-- START DATASET ROWS --

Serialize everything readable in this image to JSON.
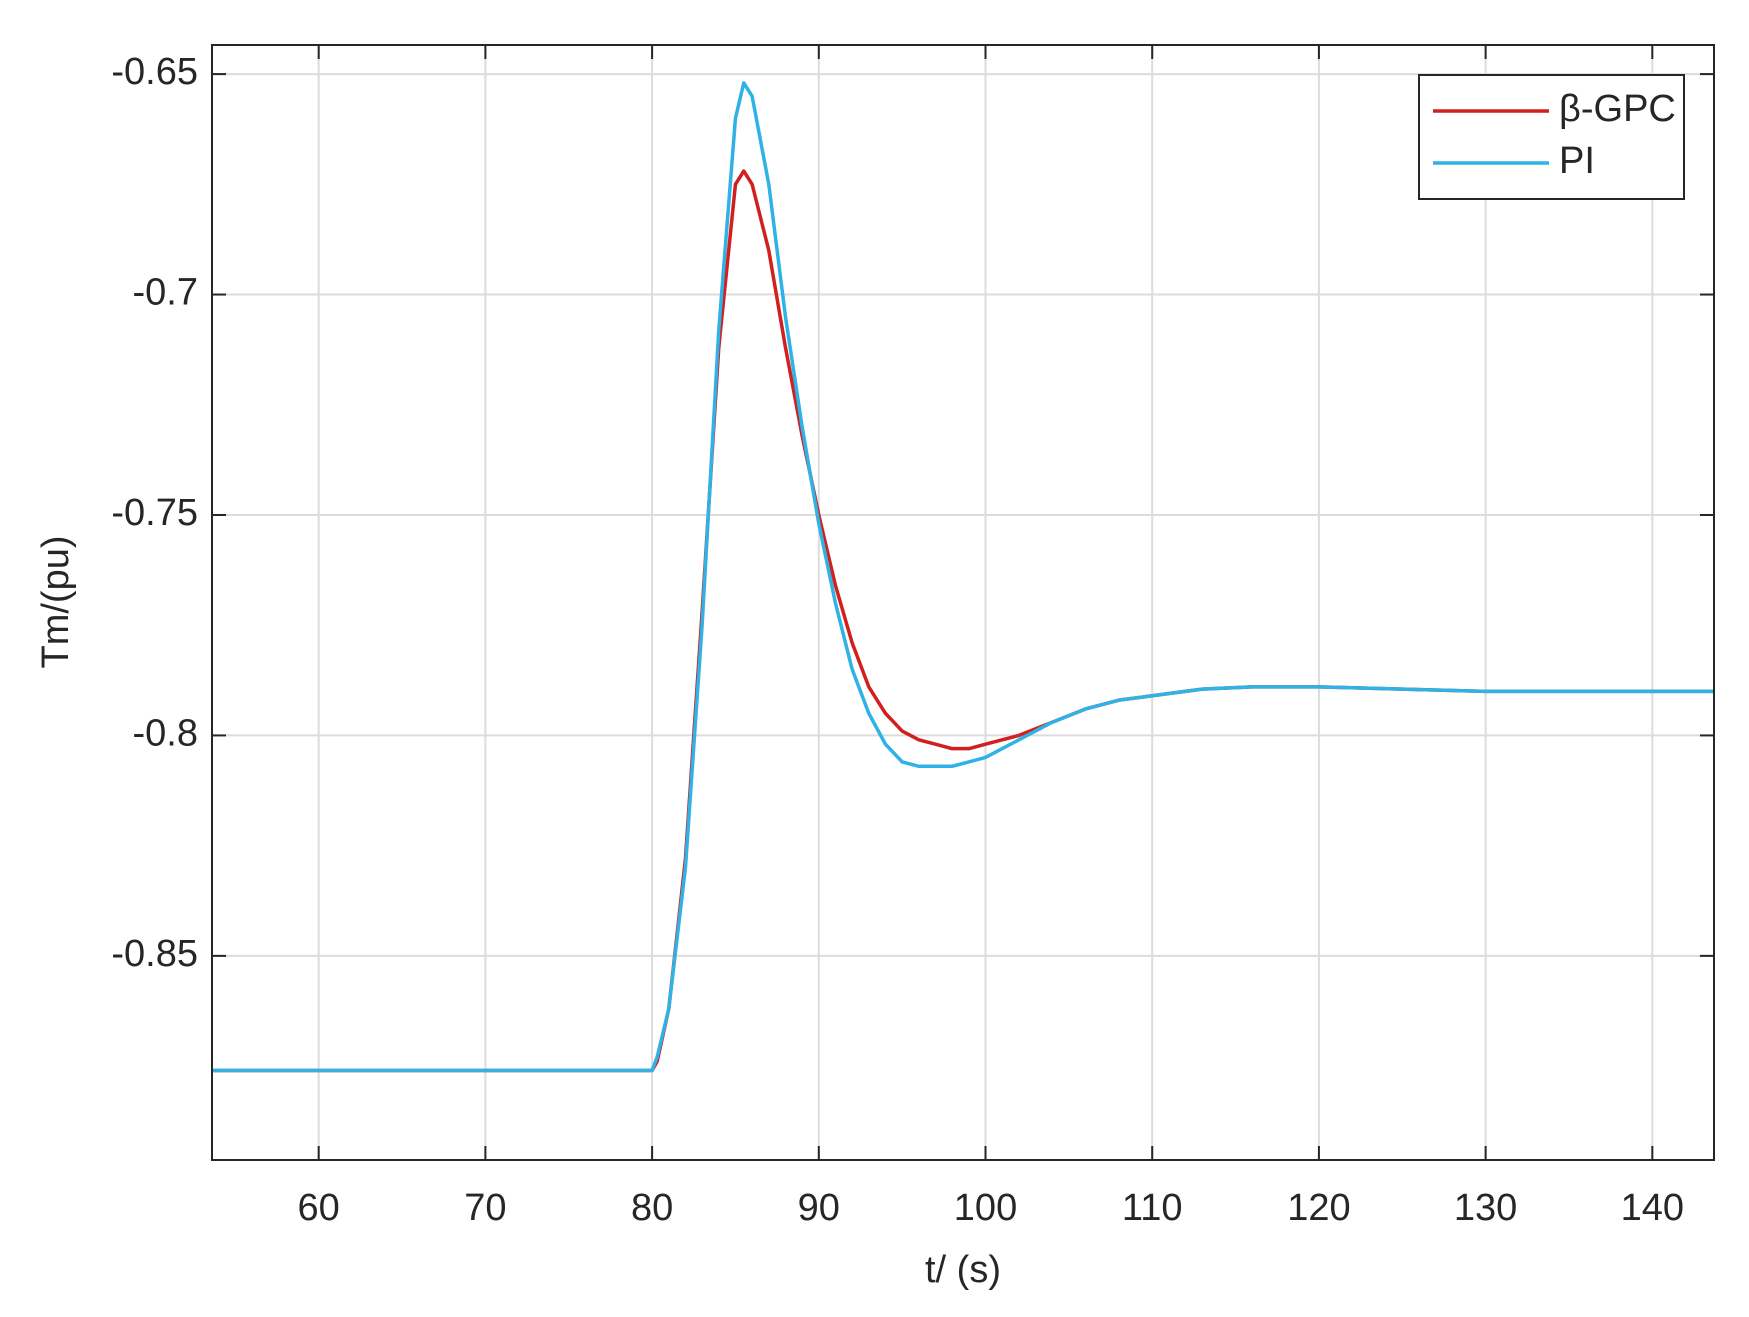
{
  "chart_data": {
    "type": "line",
    "xlabel": "t/ (s)",
    "ylabel": "Tm/(pu)",
    "x": [
      53.6,
      80,
      80.3,
      81,
      82,
      83,
      84,
      85,
      85.5,
      86,
      87,
      88,
      89,
      90,
      91,
      92,
      93,
      94,
      95,
      96,
      97,
      98,
      99,
      100,
      102,
      104,
      106,
      108,
      110,
      113,
      116,
      120,
      125,
      130,
      143.7
    ],
    "series": [
      {
        "name": "β-GPC",
        "color": "#d21f1f",
        "values": [
          -0.876,
          -0.876,
          -0.874,
          -0.862,
          -0.828,
          -0.772,
          -0.712,
          -0.675,
          -0.672,
          -0.675,
          -0.69,
          -0.712,
          -0.732,
          -0.75,
          -0.766,
          -0.779,
          -0.789,
          -0.795,
          -0.799,
          -0.801,
          -0.802,
          -0.803,
          -0.803,
          -0.802,
          -0.8,
          -0.797,
          -0.794,
          -0.792,
          -0.791,
          -0.7895,
          -0.789,
          -0.789,
          -0.7895,
          -0.79,
          -0.79
        ]
      },
      {
        "name": "PI",
        "color": "#2fb2e6",
        "values": [
          -0.876,
          -0.876,
          -0.873,
          -0.862,
          -0.83,
          -0.775,
          -0.708,
          -0.66,
          -0.652,
          -0.655,
          -0.675,
          -0.705,
          -0.73,
          -0.752,
          -0.77,
          -0.785,
          -0.795,
          -0.802,
          -0.806,
          -0.807,
          -0.807,
          -0.807,
          -0.806,
          -0.805,
          -0.801,
          -0.797,
          -0.794,
          -0.792,
          -0.791,
          -0.7895,
          -0.789,
          -0.789,
          -0.7895,
          -0.79,
          -0.79
        ]
      }
    ],
    "xlim": [
      53.6,
      143.7
    ],
    "xticks": [
      60,
      70,
      80,
      90,
      100,
      110,
      120,
      130,
      140
    ],
    "ylim": [
      -0.8963,
      -0.6434
    ],
    "yticks": [
      -0.85,
      -0.8,
      -0.75,
      -0.7,
      -0.65
    ],
    "grid": true,
    "legend": "upper right"
  }
}
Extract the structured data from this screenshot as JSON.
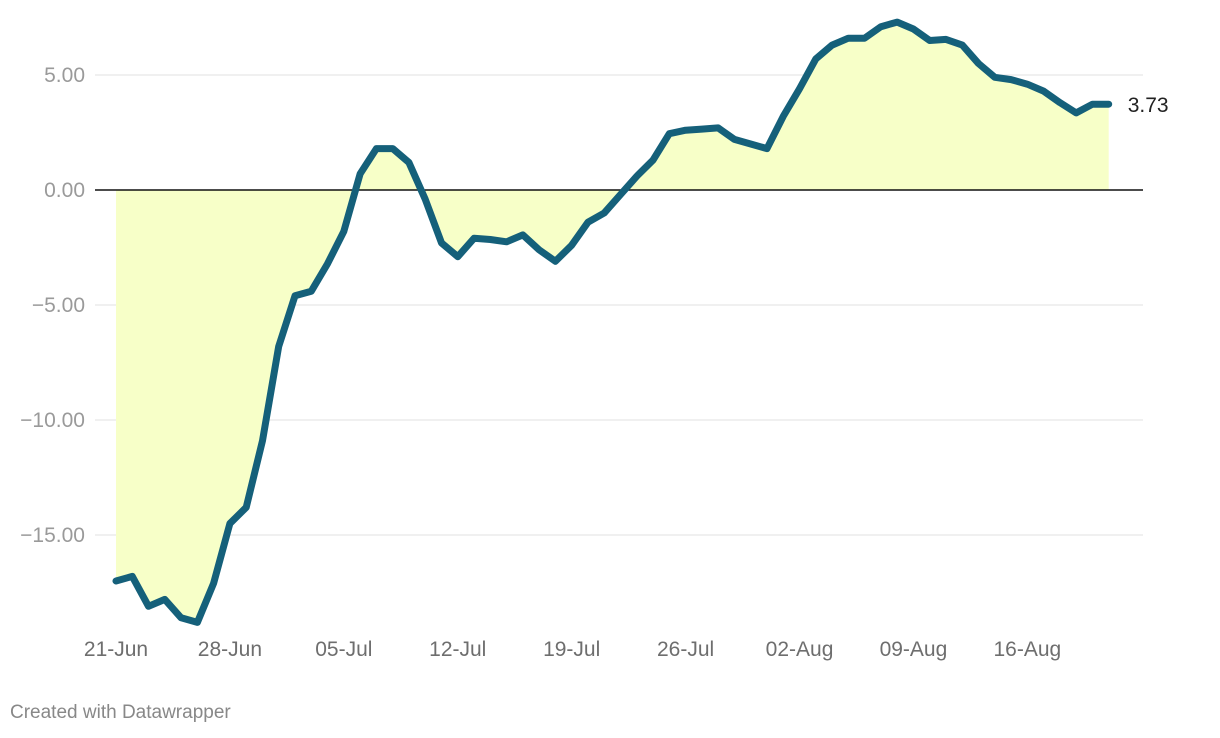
{
  "chart_data": {
    "type": "area",
    "title": "",
    "xlabel": "",
    "ylabel": "",
    "x_start": "21-Jun",
    "x_end": "22-Aug",
    "y_ticks": [
      5,
      0,
      -5,
      -10,
      -15
    ],
    "y_tick_labels": [
      "5.00",
      "0.00",
      "−5.00",
      "−10.00",
      "−15.00"
    ],
    "x_ticks": [
      {
        "date": "21-Jun",
        "label": "21-Jun"
      },
      {
        "date": "28-Jun",
        "label": "28-Jun"
      },
      {
        "date": "05-Jul",
        "label": "05-Jul"
      },
      {
        "date": "12-Jul",
        "label": "12-Jul"
      },
      {
        "date": "19-Jul",
        "label": "19-Jul"
      },
      {
        "date": "26-Jul",
        "label": "26-Jul"
      },
      {
        "date": "02-Aug",
        "label": "02-Aug"
      },
      {
        "date": "09-Aug",
        "label": "09-Aug"
      },
      {
        "date": "16-Aug",
        "label": "16-Aug"
      }
    ],
    "ylim": [
      -19,
      7.6
    ],
    "grid": true,
    "series": [
      {
        "name": "",
        "color": "#15607a",
        "fill": "#f7ffc8",
        "values": [
          {
            "date": "21-Jun",
            "y": -17.0
          },
          {
            "date": "22-Jun",
            "y": -16.8
          },
          {
            "date": "23-Jun",
            "y": -18.1
          },
          {
            "date": "24-Jun",
            "y": -17.8
          },
          {
            "date": "25-Jun",
            "y": -18.6
          },
          {
            "date": "26-Jun",
            "y": -18.8
          },
          {
            "date": "27-Jun",
            "y": -17.1
          },
          {
            "date": "28-Jun",
            "y": -14.5
          },
          {
            "date": "29-Jun",
            "y": -13.8
          },
          {
            "date": "30-Jun",
            "y": -10.9
          },
          {
            "date": "01-Jul",
            "y": -6.8
          },
          {
            "date": "02-Jul",
            "y": -4.6
          },
          {
            "date": "03-Jul",
            "y": -4.4
          },
          {
            "date": "04-Jul",
            "y": -3.2
          },
          {
            "date": "05-Jul",
            "y": -1.8
          },
          {
            "date": "06-Jul",
            "y": 0.7
          },
          {
            "date": "07-Jul",
            "y": 1.8
          },
          {
            "date": "08-Jul",
            "y": 1.8
          },
          {
            "date": "09-Jul",
            "y": 1.2
          },
          {
            "date": "10-Jul",
            "y": -0.4
          },
          {
            "date": "11-Jul",
            "y": -2.3
          },
          {
            "date": "12-Jul",
            "y": -2.9
          },
          {
            "date": "13-Jul",
            "y": -2.1
          },
          {
            "date": "14-Jul",
            "y": -2.15
          },
          {
            "date": "15-Jul",
            "y": -2.25
          },
          {
            "date": "16-Jul",
            "y": -1.95
          },
          {
            "date": "17-Jul",
            "y": -2.6
          },
          {
            "date": "18-Jul",
            "y": -3.1
          },
          {
            "date": "19-Jul",
            "y": -2.4
          },
          {
            "date": "20-Jul",
            "y": -1.4
          },
          {
            "date": "21-Jul",
            "y": -1.0
          },
          {
            "date": "22-Jul",
            "y": -0.2
          },
          {
            "date": "23-Jul",
            "y": 0.6
          },
          {
            "date": "24-Jul",
            "y": 1.3
          },
          {
            "date": "25-Jul",
            "y": 2.45
          },
          {
            "date": "26-Jul",
            "y": 2.6
          },
          {
            "date": "27-Jul",
            "y": 2.65
          },
          {
            "date": "28-Jul",
            "y": 2.7
          },
          {
            "date": "29-Jul",
            "y": 2.2
          },
          {
            "date": "30-Jul",
            "y": 2.0
          },
          {
            "date": "31-Jul",
            "y": 1.8
          },
          {
            "date": "01-Aug",
            "y": 3.2
          },
          {
            "date": "02-Aug",
            "y": 4.4
          },
          {
            "date": "03-Aug",
            "y": 5.7
          },
          {
            "date": "04-Aug",
            "y": 6.3
          },
          {
            "date": "05-Aug",
            "y": 6.6
          },
          {
            "date": "06-Aug",
            "y": 6.6
          },
          {
            "date": "07-Aug",
            "y": 7.1
          },
          {
            "date": "08-Aug",
            "y": 7.3
          },
          {
            "date": "09-Aug",
            "y": 7.0
          },
          {
            "date": "10-Aug",
            "y": 6.5
          },
          {
            "date": "11-Aug",
            "y": 6.55
          },
          {
            "date": "12-Aug",
            "y": 6.3
          },
          {
            "date": "13-Aug",
            "y": 5.5
          },
          {
            "date": "14-Aug",
            "y": 4.9
          },
          {
            "date": "15-Aug",
            "y": 4.8
          },
          {
            "date": "16-Aug",
            "y": 4.6
          },
          {
            "date": "17-Aug",
            "y": 4.3
          },
          {
            "date": "18-Aug",
            "y": 3.8
          },
          {
            "date": "19-Aug",
            "y": 3.35
          },
          {
            "date": "20-Aug",
            "y": 3.73
          },
          {
            "date": "21-Aug",
            "y": 3.73
          }
        ],
        "end_label": "3.73"
      }
    ]
  },
  "footer": {
    "credit": "Created with Datawrapper"
  }
}
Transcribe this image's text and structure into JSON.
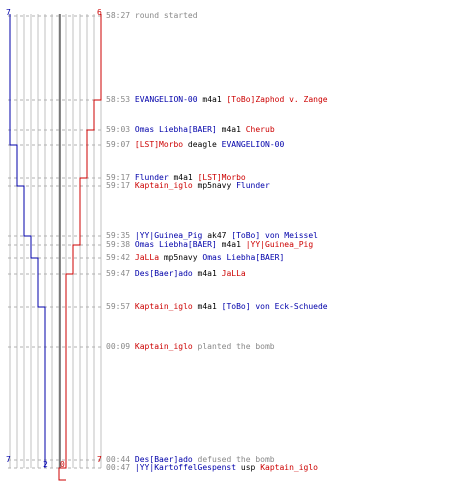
{
  "colors": {
    "blue": "#0000aa",
    "red": "#cc0000",
    "time": "#888888",
    "grid": "#c0c0c0",
    "center": "#606060"
  },
  "scores": {
    "blue_start": "7",
    "red_start": "6",
    "blue_end_top": "7",
    "red_end_top": "7",
    "blue_final": "2",
    "red_final": "0"
  },
  "events": [
    {
      "time": "58:27",
      "parts": [
        {
          "c": "c",
          "t": "round started"
        }
      ]
    },
    {
      "time": "58:53",
      "parts": [
        {
          "c": "b",
          "t": "EVANGELION-00"
        },
        {
          "c": "k",
          "t": "m4a1"
        },
        {
          "c": "r",
          "t": "[ToBo]Zaphod v. Zange"
        }
      ]
    },
    {
      "time": "59:03",
      "parts": [
        {
          "c": "b",
          "t": "Omas Liebha[BAER]"
        },
        {
          "c": "k",
          "t": "m4a1"
        },
        {
          "c": "r",
          "t": "Cherub"
        }
      ]
    },
    {
      "time": "59:07",
      "parts": [
        {
          "c": "r",
          "t": "[LST]Morbo"
        },
        {
          "c": "k",
          "t": "deagle"
        },
        {
          "c": "b",
          "t": "EVANGELION-00"
        }
      ]
    },
    {
      "time": "59:17",
      "parts": [
        {
          "c": "b",
          "t": "Flunder"
        },
        {
          "c": "k",
          "t": "m4a1"
        },
        {
          "c": "r",
          "t": "[LST]Morbo"
        }
      ]
    },
    {
      "time": "59:17",
      "parts": [
        {
          "c": "r",
          "t": "Kaptain_iglo"
        },
        {
          "c": "k",
          "t": "mp5navy"
        },
        {
          "c": "b",
          "t": "Flunder"
        }
      ]
    },
    {
      "time": "59:35",
      "parts": [
        {
          "c": "b",
          "t": "|YY|Guinea_Pig"
        },
        {
          "c": "k",
          "t": "ak47"
        },
        {
          "c": "b",
          "t": "[ToBo] von Meissel"
        }
      ]
    },
    {
      "time": "59:38",
      "parts": [
        {
          "c": "b",
          "t": "Omas Liebha[BAER]"
        },
        {
          "c": "k",
          "t": "m4a1"
        },
        {
          "c": "r",
          "t": "|YY|Guinea_Pig"
        }
      ]
    },
    {
      "time": "59:42",
      "parts": [
        {
          "c": "r",
          "t": "JaLLa"
        },
        {
          "c": "k",
          "t": "mp5navy"
        },
        {
          "c": "b",
          "t": "Omas Liebha[BAER]"
        }
      ]
    },
    {
      "time": "59:47",
      "parts": [
        {
          "c": "b",
          "t": "Des[Baer]ado"
        },
        {
          "c": "k",
          "t": "m4a1"
        },
        {
          "c": "r",
          "t": "JaLLa"
        }
      ]
    },
    {
      "time": "59:57",
      "parts": [
        {
          "c": "r",
          "t": "Kaptain_iglo"
        },
        {
          "c": "k",
          "t": "m4a1"
        },
        {
          "c": "b",
          "t": "[ToBo] von Eck-Schuede"
        }
      ]
    },
    {
      "time": "00:09",
      "parts": [
        {
          "c": "r",
          "t": "Kaptain_iglo"
        },
        {
          "c": "c",
          "t": "planted the bomb"
        }
      ]
    },
    {
      "time": "00:44",
      "parts": [
        {
          "c": "b",
          "t": "Des[Baer]ado"
        },
        {
          "c": "c",
          "t": "defused the bomb"
        }
      ]
    },
    {
      "time": "00:47",
      "parts": [
        {
          "c": "b",
          "t": "|YY|KartoffelGespenst"
        },
        {
          "c": "k",
          "t": "usp"
        },
        {
          "c": "r",
          "t": "Kaptain_iglo"
        }
      ]
    }
  ]
}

-- END DATASET ROWS --

### [DIRECTION]
Give the number of lines in the entries above that include the string "this". No other output is expected.

### [RESPONSE]
3